Items listed in a dataset:
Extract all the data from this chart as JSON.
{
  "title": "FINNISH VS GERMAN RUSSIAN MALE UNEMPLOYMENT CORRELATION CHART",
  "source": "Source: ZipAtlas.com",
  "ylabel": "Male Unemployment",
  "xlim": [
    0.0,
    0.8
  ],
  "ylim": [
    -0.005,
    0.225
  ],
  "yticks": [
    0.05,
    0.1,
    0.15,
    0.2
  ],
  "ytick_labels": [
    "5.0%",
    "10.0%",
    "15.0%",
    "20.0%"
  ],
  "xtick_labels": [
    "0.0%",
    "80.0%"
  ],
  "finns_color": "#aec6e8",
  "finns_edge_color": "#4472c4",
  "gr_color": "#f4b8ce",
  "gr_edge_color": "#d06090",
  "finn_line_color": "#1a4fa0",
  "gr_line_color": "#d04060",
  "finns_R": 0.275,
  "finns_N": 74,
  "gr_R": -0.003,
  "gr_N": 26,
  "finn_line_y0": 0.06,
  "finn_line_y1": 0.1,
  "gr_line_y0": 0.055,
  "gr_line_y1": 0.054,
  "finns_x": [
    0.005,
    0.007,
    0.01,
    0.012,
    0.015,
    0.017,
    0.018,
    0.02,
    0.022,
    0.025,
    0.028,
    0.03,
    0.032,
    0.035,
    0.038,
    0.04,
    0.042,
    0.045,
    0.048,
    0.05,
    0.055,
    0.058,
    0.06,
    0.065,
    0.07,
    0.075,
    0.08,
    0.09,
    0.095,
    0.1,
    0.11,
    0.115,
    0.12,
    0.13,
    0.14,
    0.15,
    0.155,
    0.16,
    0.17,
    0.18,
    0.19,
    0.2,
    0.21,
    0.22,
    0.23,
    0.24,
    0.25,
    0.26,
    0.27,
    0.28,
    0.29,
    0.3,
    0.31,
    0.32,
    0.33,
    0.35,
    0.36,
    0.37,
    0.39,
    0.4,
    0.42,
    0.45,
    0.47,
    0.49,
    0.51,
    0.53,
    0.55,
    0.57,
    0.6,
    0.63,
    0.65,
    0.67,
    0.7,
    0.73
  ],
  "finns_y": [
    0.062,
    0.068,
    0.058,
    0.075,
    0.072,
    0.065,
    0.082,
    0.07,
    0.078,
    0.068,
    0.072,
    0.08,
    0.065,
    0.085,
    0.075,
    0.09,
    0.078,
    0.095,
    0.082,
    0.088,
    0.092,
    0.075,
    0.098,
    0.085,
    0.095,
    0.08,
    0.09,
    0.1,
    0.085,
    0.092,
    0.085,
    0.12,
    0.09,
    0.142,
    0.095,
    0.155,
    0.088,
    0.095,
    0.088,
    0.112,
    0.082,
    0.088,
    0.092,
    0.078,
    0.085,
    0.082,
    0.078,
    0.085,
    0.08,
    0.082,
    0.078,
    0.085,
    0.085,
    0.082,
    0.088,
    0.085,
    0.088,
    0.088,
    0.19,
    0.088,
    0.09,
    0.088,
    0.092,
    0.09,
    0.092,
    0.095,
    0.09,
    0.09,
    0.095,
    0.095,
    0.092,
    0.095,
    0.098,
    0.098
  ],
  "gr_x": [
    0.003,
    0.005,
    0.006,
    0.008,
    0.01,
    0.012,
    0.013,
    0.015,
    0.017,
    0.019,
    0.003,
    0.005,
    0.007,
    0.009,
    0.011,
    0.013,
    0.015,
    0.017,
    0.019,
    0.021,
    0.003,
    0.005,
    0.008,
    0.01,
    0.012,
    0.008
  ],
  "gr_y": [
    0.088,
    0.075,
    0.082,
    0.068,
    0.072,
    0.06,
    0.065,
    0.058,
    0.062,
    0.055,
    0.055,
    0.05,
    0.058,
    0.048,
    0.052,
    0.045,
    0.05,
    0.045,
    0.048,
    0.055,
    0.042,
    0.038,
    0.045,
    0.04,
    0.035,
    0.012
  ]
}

**EXERCISE:** Print the listing above in its entirety, with every line exact.

**RESPONSE:**
Extract all the data from this chart as JSON.
{
  "title": "FINNISH VS GERMAN RUSSIAN MALE UNEMPLOYMENT CORRELATION CHART",
  "source": "Source: ZipAtlas.com",
  "ylabel": "Male Unemployment",
  "xlim": [
    0.0,
    0.8
  ],
  "ylim": [
    -0.005,
    0.225
  ],
  "yticks": [
    0.05,
    0.1,
    0.15,
    0.2
  ],
  "ytick_labels": [
    "5.0%",
    "10.0%",
    "15.0%",
    "20.0%"
  ],
  "xtick_labels": [
    "0.0%",
    "80.0%"
  ],
  "finns_color": "#aec6e8",
  "finns_edge_color": "#4472c4",
  "gr_color": "#f4b8ce",
  "gr_edge_color": "#d06090",
  "finn_line_color": "#1a4fa0",
  "gr_line_color": "#d04060",
  "finns_R": 0.275,
  "finns_N": 74,
  "gr_R": -0.003,
  "gr_N": 26,
  "finn_line_y0": 0.06,
  "finn_line_y1": 0.1,
  "gr_line_y0": 0.055,
  "gr_line_y1": 0.054,
  "finns_x": [
    0.005,
    0.007,
    0.01,
    0.012,
    0.015,
    0.017,
    0.018,
    0.02,
    0.022,
    0.025,
    0.028,
    0.03,
    0.032,
    0.035,
    0.038,
    0.04,
    0.042,
    0.045,
    0.048,
    0.05,
    0.055,
    0.058,
    0.06,
    0.065,
    0.07,
    0.075,
    0.08,
    0.09,
    0.095,
    0.1,
    0.11,
    0.115,
    0.12,
    0.13,
    0.14,
    0.15,
    0.155,
    0.16,
    0.17,
    0.18,
    0.19,
    0.2,
    0.21,
    0.22,
    0.23,
    0.24,
    0.25,
    0.26,
    0.27,
    0.28,
    0.29,
    0.3,
    0.31,
    0.32,
    0.33,
    0.35,
    0.36,
    0.37,
    0.39,
    0.4,
    0.42,
    0.45,
    0.47,
    0.49,
    0.51,
    0.53,
    0.55,
    0.57,
    0.6,
    0.63,
    0.65,
    0.67,
    0.7,
    0.73
  ],
  "finns_y": [
    0.062,
    0.068,
    0.058,
    0.075,
    0.072,
    0.065,
    0.082,
    0.07,
    0.078,
    0.068,
    0.072,
    0.08,
    0.065,
    0.085,
    0.075,
    0.09,
    0.078,
    0.095,
    0.082,
    0.088,
    0.092,
    0.075,
    0.098,
    0.085,
    0.095,
    0.08,
    0.09,
    0.1,
    0.085,
    0.092,
    0.085,
    0.12,
    0.09,
    0.142,
    0.095,
    0.155,
    0.088,
    0.095,
    0.088,
    0.112,
    0.082,
    0.088,
    0.092,
    0.078,
    0.085,
    0.082,
    0.078,
    0.085,
    0.08,
    0.082,
    0.078,
    0.085,
    0.085,
    0.082,
    0.088,
    0.085,
    0.088,
    0.088,
    0.19,
    0.088,
    0.09,
    0.088,
    0.092,
    0.09,
    0.092,
    0.095,
    0.09,
    0.09,
    0.095,
    0.095,
    0.092,
    0.095,
    0.098,
    0.098
  ],
  "gr_x": [
    0.003,
    0.005,
    0.006,
    0.008,
    0.01,
    0.012,
    0.013,
    0.015,
    0.017,
    0.019,
    0.003,
    0.005,
    0.007,
    0.009,
    0.011,
    0.013,
    0.015,
    0.017,
    0.019,
    0.021,
    0.003,
    0.005,
    0.008,
    0.01,
    0.012,
    0.008
  ],
  "gr_y": [
    0.088,
    0.075,
    0.082,
    0.068,
    0.072,
    0.06,
    0.065,
    0.058,
    0.062,
    0.055,
    0.055,
    0.05,
    0.058,
    0.048,
    0.052,
    0.045,
    0.05,
    0.045,
    0.048,
    0.055,
    0.042,
    0.038,
    0.045,
    0.04,
    0.035,
    0.012
  ]
}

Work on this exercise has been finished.